EXERCISE PROMPT: Collect each line of the entries that holds the string "عليهم".

EXTRACTED INFORMATION:
:::::
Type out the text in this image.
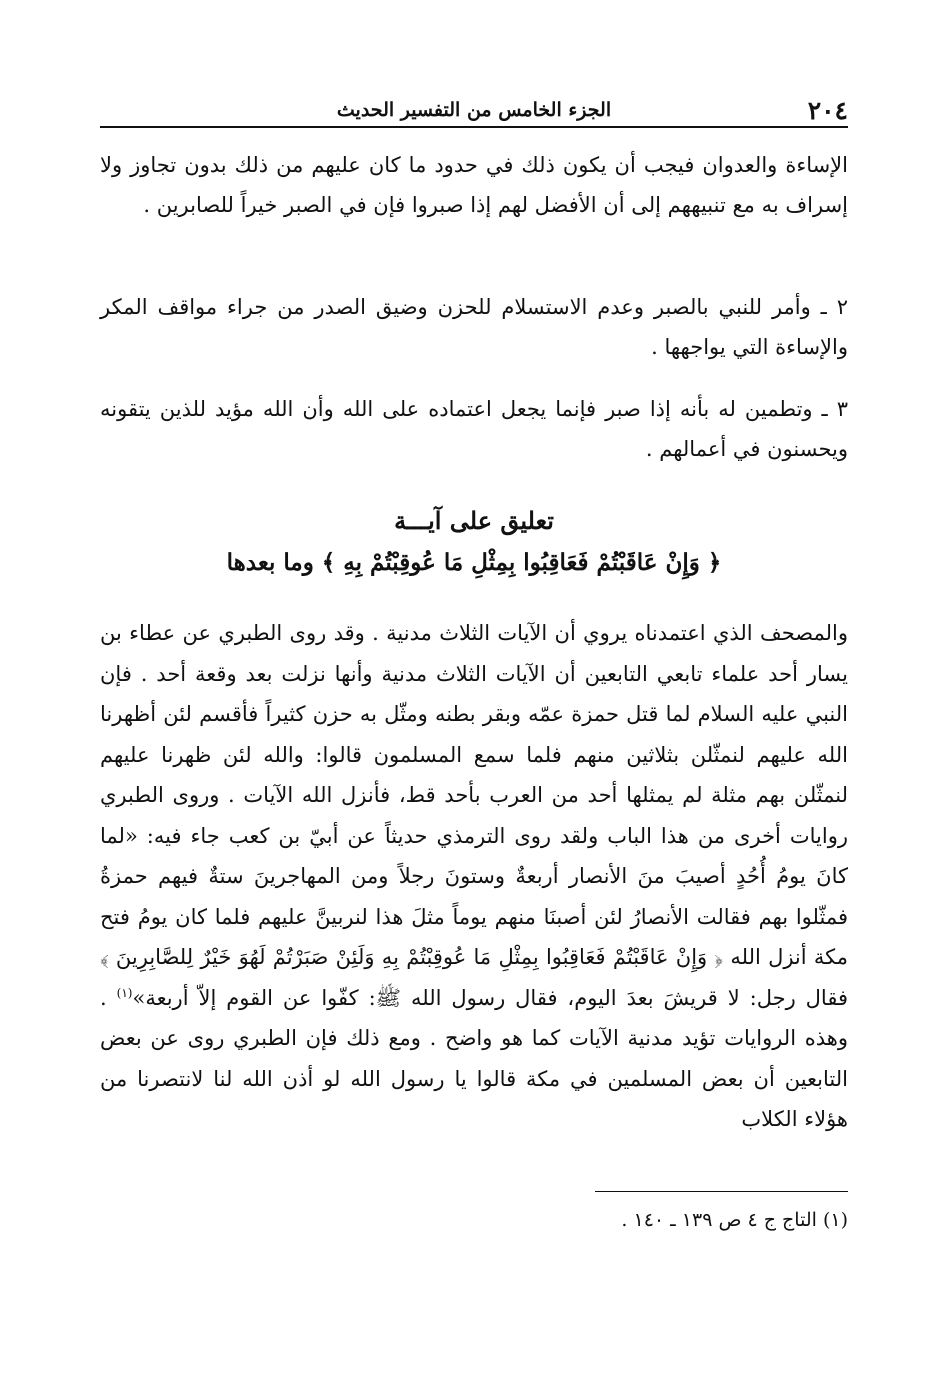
٢٠٤
الجزء الخامس من التفسير الحديث

الإساءة والعدوان فيجب أن يكون ذلك في حدود ما كان عليهم من ذلك بدون تجاوز ولا إسراف به مع تنبيههم إلى أن الأفضل لهم إذا صبروا فإن في الصبر خيراً للصابرين .

٢ ـ وأمر للنبي بالصبر وعدم الاستسلام للحزن وضيق الصدر من جراء مواقف المكر والإساءة التي يواجهها .

٣ ـ وتطمين له بأنه إذا صبر فإنما يجعل اعتماده على الله وأن الله مؤيد للذين يتقونه ويحسنون في أعمالهم .

تعليق على آيـــة
﴿ وَإِنْ عَاقَبْتُمْ فَعَاقِبُوا بِمِثْلِ مَا عُوقِبْتُمْ بِهِ ﴾ وما بعدها

والمصحف الذي اعتمدناه يروي أن الآيات الثلاث مدنية . وقد روى الطبري عن عطاء بن يسار أحد علماء تابعي التابعين أن الآيات الثلاث مدنية وأنها نزلت بعد وقعة أحد . فإن النبي عليه السلام لما قتل حمزة عمّه وبقر بطنه ومثّل به حزن كثيراً فأقسم لئن أظهرنا الله عليهم لنمثّلن بثلاثين منهم فلما سمع المسلمون قالوا: والله لئن ظهرنا عليهم لنمثّلن بهم مثلة لم يمثلها أحد من العرب بأحد قط، فأنزل الله الآيات . وروى الطبري روايات أخرى من هذا الباب ولقد روى الترمذي حديثاً عن أبيّ بن كعب جاء فيه: «لما كانَ يومُ أُحُدٍ أصيبَ منَ الأنصار أربعةٌ وستونَ رجلاً ومن المهاجرينَ ستةٌ فيهم حمزةُ فمثّلوا بهم فقالت الأنصارُ لئن أصبنَا منهم يوماً مثلَ هذا لنربينَّ عليهم فلما كان يومُ فتح مكة أنزل الله ﴿ وَإِنْ عَاقَبْتُمْ فَعَاقِبُوا بِمِثْلِ مَا عُوقِبْتُمْ بِهِ وَلَئِنْ صَبَرْتُمْ لَهُوَ خَيْرٌ لِلصَّابِرِينَ ﴾ فقال رجل: لا قريشَ بعدَ اليوم، فقال رسول الله ﷺ: كفّوا عن القوم إلاّ أربعة»$^{(١)}$ . وهذه الروايات تؤيد مدنية الآيات كما هو واضح . ومع ذلك فإن الطبري روى عن بعض التابعين أن بعض المسلمين في مكة قالوا يا رسول الله لو أذن الله لنا لانتصرنا من هؤلاء الكلاب

(١) التاج ج ٤ ص ١٣٩ ـ ١٤٠ .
:::::
RIGHT ANSWER:
الإساءة والعدوان فيجب أن يكون ذلك في حدود ما كان عليهم من ذلك بدون تجاوز ولا إسراف به مع تنبيههم إلى أن الأفضل لهم إذا صبروا فإن في الصبر خيراً للصابرين .
والمصحف الذي اعتمدناه يروي أن الآيات الثلاث مدنية . وقد روى الطبري عن عطاء بن يسار أحد علماء تابعي التابعين أن الآيات الثلاث مدنية وأنها نزلت بعد وقعة أحد . فإن النبي عليه السلام لما قتل حمزة عمّه وبقر بطنه ومثّل به حزن كثيراً فأقسم لئن أظهرنا الله عليهم لنمثّلن بثلاثين منهم فلما سمع المسلمون قالوا: والله لئن ظهرنا عليهم لنمثّلن بهم مثلة لم يمثلها أحد من العرب بأحد قط، فأنزل الله الآيات . وروى الطبري روايات أخرى من هذا الباب ولقد روى الترمذي حديثاً عن أبيّ بن كعب جاء فيه: «لما كانَ يومُ أُحُدٍ أصيبَ منَ الأنصار أربعةٌ وستونَ رجلاً ومن المهاجرينَ ستةٌ فيهم حمزةُ فمثّلوا بهم فقالت الأنصارُ لئن أصبنَا منهم يوماً مثلَ هذا لنربينَّ عليهم فلما كان يومُ فتح مكة أنزل الله ﴿ وَإِنْ عَاقَبْتُمْ فَعَاقِبُوا بِمِثْلِ مَا عُوقِبْتُمْ بِهِ وَلَئِنْ صَبَرْتُمْ لَهُوَ خَيْرٌ لِلصَّابِرِينَ ﴾ فقال رجل: لا قريشَ بعدَ اليوم، فقال رسول الله ﷺ: كفّوا عن القوم إلاّ أربعة»$^{(١)}$ . وهذه الروايات تؤيد مدنية الآيات كما هو واضح . ومع ذلك فإن الطبري روى عن بعض التابعين أن بعض المسلمين في مكة قالوا يا رسول الله لو أذن الله لنا لانتصرنا من هؤلاء الكلاب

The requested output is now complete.